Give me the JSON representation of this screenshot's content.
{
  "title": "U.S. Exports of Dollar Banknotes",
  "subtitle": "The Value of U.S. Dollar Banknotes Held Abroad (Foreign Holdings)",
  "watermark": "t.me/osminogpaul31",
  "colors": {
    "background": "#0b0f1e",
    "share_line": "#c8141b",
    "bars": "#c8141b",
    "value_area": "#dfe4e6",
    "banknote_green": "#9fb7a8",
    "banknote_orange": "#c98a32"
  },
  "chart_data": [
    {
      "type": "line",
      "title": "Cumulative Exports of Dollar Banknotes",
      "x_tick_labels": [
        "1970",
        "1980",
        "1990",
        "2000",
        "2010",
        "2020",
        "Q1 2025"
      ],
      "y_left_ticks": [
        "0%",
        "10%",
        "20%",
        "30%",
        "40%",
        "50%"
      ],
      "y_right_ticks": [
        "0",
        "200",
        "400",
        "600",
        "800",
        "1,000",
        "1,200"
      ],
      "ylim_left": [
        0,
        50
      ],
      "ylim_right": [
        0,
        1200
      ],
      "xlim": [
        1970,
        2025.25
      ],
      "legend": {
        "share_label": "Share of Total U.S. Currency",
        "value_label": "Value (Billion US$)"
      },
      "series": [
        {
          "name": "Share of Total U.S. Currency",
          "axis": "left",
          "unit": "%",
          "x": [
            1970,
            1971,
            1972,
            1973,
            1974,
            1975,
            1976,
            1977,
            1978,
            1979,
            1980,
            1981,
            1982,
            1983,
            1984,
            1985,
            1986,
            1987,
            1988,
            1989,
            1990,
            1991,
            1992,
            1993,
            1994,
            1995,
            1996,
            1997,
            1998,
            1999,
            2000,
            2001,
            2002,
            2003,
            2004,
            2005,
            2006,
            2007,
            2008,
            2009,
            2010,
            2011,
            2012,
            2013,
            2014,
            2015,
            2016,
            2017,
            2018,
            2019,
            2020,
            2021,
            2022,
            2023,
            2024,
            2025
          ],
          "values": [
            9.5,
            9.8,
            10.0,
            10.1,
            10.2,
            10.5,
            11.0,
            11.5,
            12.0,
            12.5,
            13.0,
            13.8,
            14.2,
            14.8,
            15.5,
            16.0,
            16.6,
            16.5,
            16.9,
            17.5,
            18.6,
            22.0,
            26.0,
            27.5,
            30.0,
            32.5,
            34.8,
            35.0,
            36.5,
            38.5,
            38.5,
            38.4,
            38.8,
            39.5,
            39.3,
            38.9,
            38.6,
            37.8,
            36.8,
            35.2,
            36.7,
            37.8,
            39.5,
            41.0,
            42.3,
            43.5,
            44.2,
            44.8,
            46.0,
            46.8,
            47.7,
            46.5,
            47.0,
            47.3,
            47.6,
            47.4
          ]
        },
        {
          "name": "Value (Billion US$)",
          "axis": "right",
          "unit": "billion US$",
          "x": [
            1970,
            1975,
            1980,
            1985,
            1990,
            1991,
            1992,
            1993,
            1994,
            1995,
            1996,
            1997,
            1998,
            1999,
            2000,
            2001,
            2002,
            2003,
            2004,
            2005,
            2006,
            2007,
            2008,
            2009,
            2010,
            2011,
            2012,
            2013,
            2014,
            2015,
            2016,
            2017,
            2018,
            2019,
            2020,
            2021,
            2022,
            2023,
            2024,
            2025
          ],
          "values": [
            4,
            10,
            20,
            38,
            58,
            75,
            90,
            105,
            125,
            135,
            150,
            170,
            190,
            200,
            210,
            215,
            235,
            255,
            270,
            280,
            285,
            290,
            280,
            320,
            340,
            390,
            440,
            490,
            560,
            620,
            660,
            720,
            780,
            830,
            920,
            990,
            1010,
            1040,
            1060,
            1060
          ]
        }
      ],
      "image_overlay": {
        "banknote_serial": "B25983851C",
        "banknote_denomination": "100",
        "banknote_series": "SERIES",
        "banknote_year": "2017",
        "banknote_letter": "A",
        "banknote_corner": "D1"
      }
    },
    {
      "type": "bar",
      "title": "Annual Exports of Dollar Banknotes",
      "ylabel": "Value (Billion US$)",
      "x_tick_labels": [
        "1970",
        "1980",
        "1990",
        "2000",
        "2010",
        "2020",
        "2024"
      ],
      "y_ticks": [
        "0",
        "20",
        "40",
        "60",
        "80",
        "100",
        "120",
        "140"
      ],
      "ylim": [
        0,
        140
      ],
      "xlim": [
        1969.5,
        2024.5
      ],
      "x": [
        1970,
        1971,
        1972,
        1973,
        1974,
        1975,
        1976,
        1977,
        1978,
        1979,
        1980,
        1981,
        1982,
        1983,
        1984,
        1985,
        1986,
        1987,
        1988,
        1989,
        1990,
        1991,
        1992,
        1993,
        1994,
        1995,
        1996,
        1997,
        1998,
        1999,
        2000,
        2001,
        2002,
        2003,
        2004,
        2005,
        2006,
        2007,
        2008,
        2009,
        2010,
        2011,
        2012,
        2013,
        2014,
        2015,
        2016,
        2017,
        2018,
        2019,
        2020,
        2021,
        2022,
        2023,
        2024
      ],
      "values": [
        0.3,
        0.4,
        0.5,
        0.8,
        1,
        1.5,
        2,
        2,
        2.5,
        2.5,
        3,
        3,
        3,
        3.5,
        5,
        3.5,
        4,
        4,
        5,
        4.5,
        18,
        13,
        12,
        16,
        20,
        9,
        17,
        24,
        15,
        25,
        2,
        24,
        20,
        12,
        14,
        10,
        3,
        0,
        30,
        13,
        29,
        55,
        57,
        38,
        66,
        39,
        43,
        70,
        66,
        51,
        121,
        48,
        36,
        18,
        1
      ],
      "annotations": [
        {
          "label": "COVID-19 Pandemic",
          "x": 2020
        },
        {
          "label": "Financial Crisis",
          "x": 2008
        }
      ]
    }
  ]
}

···

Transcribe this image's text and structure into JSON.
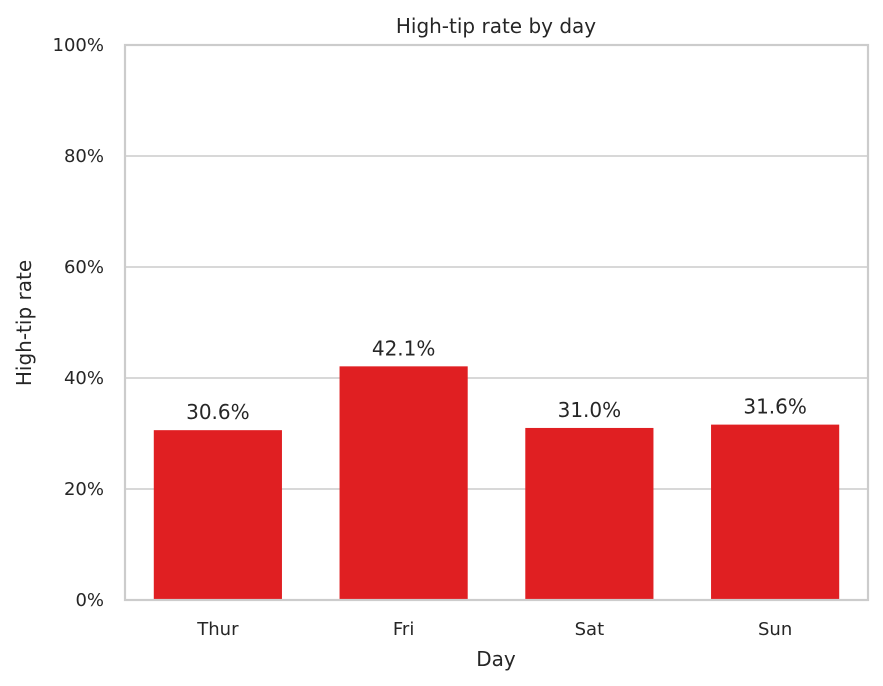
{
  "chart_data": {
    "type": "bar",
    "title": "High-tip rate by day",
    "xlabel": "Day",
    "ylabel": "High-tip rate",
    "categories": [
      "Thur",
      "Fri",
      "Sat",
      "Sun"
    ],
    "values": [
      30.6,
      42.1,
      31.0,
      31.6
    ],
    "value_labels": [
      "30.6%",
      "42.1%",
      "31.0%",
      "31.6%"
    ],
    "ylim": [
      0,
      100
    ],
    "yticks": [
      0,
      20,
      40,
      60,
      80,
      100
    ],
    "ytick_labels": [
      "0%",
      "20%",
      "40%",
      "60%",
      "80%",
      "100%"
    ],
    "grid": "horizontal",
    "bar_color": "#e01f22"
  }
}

···

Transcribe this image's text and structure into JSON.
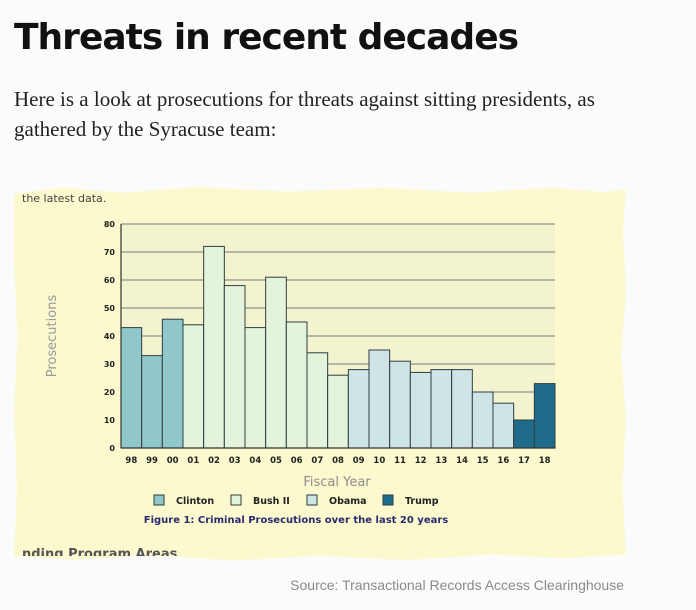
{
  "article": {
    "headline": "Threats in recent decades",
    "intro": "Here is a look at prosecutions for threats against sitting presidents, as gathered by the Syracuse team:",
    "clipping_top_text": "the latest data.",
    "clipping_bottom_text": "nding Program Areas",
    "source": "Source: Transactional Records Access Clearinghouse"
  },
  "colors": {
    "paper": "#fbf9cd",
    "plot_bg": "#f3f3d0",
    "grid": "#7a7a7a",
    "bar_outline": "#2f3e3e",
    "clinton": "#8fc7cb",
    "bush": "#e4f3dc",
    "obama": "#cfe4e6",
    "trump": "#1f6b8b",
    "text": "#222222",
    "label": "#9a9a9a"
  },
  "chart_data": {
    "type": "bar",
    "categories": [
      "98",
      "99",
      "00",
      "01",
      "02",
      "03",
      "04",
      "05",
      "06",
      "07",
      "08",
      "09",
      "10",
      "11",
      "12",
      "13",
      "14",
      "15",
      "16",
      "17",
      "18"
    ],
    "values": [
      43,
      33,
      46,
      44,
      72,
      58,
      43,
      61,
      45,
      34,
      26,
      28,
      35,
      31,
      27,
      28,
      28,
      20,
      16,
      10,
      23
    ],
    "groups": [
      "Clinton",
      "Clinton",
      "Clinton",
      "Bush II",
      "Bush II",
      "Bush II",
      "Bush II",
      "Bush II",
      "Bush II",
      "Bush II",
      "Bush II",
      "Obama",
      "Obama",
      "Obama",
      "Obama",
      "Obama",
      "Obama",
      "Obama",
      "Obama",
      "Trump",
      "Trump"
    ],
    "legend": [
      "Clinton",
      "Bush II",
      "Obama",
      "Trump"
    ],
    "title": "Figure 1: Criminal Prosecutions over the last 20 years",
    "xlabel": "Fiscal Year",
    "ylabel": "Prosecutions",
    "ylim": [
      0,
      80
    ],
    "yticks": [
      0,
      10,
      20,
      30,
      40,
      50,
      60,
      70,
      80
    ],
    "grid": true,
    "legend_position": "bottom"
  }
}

···

Consider the entries above and return each line with the string "Exports".

  "title": "U.S. Exports of Dollar Banknotes",
      "title": "Cumulative Exports of Dollar Banknotes",
      "title": "Annual Exports of Dollar Banknotes",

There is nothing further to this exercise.